• TO BE DONE: Your answer should be one number: how many lines of the records hold the string "text".

• GIVEN DATA:
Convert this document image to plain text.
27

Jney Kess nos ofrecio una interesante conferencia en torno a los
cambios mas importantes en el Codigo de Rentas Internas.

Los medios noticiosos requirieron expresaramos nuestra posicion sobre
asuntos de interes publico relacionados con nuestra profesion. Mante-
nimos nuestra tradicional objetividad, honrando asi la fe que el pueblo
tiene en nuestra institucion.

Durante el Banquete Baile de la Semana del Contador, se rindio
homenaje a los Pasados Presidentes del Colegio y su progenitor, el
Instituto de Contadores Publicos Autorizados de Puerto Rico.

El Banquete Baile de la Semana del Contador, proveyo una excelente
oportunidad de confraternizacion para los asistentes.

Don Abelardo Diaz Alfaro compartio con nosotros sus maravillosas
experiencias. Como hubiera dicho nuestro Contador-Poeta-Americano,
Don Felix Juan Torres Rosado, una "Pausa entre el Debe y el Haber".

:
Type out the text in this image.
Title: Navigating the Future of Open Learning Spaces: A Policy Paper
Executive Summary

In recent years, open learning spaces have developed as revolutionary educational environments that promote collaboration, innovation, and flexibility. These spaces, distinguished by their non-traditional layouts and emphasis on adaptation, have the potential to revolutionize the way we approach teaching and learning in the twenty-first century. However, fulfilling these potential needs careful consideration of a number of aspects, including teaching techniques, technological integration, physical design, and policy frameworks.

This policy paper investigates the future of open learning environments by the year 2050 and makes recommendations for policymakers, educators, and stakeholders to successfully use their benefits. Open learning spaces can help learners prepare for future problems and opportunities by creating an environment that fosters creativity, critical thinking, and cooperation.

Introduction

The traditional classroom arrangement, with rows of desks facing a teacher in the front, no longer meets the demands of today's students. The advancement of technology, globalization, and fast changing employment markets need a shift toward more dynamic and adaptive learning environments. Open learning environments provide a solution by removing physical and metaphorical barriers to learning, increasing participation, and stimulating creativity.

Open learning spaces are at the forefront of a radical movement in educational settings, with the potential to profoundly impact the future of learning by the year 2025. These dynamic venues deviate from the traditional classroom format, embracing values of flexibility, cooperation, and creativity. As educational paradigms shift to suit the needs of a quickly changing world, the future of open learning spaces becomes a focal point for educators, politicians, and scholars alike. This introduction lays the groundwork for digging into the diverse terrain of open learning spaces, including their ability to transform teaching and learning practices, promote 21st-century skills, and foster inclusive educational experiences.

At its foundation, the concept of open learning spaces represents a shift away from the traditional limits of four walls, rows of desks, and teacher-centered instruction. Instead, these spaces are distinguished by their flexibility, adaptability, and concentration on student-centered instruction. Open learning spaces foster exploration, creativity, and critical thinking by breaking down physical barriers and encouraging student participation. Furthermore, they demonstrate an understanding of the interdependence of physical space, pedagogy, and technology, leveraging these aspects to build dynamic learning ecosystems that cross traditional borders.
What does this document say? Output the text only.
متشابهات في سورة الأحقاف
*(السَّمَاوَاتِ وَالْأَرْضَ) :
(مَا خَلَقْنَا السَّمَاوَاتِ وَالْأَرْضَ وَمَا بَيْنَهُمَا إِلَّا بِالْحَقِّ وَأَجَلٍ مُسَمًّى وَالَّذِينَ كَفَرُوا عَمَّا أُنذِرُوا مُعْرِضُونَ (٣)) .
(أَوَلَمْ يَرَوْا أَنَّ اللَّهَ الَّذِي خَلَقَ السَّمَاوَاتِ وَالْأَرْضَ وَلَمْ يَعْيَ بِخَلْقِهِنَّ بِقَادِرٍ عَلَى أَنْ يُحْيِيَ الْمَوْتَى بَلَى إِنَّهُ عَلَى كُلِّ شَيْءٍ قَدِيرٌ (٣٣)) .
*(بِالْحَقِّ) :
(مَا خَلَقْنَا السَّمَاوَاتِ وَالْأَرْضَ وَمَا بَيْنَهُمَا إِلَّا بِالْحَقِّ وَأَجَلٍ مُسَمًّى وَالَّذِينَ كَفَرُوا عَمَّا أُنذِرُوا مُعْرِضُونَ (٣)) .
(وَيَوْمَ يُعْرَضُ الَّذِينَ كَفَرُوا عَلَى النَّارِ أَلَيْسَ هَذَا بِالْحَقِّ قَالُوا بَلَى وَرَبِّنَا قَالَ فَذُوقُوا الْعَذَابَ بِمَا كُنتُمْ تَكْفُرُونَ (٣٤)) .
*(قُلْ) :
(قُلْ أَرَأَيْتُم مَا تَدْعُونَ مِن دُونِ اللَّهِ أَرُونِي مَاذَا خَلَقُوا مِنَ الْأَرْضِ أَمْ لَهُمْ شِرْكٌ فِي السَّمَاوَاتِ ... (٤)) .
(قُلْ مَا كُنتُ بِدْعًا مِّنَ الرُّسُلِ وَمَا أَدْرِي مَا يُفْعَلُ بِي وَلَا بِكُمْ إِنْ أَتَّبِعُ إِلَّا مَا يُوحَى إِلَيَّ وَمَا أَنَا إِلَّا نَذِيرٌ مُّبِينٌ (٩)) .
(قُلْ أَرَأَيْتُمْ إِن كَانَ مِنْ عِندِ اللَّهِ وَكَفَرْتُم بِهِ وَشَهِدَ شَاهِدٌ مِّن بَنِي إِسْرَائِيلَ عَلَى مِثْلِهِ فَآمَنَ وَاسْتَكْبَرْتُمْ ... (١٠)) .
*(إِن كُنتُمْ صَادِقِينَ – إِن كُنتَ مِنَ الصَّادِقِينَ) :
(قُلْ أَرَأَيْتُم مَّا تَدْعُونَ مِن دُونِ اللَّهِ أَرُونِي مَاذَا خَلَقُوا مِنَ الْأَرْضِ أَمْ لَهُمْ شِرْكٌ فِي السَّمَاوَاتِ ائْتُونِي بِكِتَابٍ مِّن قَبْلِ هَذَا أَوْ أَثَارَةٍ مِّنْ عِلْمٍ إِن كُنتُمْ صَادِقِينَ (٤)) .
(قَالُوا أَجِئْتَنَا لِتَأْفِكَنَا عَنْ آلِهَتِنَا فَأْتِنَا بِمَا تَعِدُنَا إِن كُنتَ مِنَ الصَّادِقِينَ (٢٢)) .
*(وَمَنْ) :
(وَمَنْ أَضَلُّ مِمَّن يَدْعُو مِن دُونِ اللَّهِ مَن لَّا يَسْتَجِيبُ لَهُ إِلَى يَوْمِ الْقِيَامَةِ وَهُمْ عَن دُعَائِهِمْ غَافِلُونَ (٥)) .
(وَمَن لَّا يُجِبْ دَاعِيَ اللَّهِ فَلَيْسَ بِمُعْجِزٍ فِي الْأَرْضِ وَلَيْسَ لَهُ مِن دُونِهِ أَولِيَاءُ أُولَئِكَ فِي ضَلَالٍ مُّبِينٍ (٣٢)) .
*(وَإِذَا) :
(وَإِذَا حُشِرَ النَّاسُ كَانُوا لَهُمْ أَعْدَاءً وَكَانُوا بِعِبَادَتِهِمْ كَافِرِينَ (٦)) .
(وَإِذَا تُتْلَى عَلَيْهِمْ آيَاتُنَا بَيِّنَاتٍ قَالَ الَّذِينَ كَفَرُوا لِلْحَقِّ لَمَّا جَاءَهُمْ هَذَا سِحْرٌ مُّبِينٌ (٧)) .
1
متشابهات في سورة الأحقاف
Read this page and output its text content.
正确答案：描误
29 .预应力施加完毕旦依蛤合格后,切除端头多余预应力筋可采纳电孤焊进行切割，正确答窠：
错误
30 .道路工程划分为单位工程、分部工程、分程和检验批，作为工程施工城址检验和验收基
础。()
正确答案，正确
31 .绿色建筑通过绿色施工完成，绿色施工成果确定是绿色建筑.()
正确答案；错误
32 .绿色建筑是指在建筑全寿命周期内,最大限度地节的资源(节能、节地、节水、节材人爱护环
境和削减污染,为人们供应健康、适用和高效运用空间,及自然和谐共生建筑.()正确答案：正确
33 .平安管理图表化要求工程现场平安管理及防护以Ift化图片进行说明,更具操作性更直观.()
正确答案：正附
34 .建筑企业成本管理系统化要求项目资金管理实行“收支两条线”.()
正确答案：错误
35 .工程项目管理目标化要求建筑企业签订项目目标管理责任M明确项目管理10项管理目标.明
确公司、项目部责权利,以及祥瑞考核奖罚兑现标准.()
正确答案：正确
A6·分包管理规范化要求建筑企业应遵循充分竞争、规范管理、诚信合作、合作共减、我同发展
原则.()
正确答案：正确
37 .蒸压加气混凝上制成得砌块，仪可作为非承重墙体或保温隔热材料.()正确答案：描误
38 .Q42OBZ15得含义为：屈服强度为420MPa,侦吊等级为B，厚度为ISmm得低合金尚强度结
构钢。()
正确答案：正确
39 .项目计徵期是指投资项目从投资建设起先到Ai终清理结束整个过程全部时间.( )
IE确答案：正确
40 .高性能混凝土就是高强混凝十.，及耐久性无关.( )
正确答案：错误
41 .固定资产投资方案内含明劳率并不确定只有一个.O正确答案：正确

• TASK OUTPUT: 4